For this exercise, copy out each line of the material below that includes "subtitle".

**** Exercise inputs

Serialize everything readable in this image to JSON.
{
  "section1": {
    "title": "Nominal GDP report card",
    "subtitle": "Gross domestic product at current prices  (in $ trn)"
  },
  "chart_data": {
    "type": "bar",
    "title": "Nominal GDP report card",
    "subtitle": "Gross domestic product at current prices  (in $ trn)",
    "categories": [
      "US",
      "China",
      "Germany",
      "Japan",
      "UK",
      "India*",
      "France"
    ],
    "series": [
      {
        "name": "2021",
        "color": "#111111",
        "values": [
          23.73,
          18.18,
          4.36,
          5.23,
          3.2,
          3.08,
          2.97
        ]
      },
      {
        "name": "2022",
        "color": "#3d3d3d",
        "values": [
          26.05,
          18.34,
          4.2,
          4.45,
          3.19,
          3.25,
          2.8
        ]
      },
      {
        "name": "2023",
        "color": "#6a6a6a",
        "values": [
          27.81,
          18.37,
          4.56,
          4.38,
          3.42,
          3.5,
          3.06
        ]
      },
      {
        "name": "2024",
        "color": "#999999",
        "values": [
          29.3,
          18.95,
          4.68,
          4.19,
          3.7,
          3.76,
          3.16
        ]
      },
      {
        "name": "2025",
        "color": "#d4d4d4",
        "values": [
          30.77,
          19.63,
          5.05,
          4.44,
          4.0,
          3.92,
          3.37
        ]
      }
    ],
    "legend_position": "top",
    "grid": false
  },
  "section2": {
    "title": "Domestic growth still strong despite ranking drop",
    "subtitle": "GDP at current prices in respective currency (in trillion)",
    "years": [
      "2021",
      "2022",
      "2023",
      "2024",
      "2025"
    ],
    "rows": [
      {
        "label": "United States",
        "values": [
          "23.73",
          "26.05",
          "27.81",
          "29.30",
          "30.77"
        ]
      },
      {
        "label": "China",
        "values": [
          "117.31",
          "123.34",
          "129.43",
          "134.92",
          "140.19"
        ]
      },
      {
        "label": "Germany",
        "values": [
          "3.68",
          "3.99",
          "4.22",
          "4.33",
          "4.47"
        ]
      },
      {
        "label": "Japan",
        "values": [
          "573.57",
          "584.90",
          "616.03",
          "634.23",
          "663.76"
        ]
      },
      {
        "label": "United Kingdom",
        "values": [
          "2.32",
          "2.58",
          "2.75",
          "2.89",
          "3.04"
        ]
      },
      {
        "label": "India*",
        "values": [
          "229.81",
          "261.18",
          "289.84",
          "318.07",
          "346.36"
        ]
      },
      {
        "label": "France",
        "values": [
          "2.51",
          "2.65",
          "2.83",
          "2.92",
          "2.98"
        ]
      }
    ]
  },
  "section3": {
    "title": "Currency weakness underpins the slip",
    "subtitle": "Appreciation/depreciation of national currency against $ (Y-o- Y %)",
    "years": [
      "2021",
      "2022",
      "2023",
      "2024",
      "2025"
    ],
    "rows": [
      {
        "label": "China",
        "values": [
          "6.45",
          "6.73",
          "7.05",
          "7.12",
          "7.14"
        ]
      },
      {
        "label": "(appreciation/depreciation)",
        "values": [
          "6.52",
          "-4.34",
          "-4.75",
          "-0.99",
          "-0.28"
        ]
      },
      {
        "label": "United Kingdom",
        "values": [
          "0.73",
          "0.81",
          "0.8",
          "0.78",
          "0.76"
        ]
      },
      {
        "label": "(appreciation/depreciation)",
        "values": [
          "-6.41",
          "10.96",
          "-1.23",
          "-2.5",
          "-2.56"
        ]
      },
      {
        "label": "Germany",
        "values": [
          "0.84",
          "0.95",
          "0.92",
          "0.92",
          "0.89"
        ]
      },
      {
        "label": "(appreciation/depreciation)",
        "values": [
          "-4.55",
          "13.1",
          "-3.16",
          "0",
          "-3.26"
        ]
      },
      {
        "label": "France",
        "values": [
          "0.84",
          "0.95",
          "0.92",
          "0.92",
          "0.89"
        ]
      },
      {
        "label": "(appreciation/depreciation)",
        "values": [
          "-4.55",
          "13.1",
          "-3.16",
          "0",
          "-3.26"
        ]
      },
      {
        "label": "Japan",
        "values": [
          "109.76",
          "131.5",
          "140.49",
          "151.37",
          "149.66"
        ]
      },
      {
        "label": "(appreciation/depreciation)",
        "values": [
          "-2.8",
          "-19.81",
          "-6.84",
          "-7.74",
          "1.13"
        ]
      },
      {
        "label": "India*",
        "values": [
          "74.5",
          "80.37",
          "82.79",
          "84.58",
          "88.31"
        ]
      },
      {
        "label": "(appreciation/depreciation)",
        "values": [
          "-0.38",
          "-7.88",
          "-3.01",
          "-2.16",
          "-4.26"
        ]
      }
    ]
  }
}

********

Solution to the problem:
    "subtitle": "Gross domestic product at current prices  (in $ trn)"
    "subtitle": "Gross domestic product at current prices  (in $ trn)",
    "subtitle": "GDP at current prices in respective currency (in trillion)",
    "subtitle": "Appreciation/depreciation of national currency against $ (Y-o- Y %)",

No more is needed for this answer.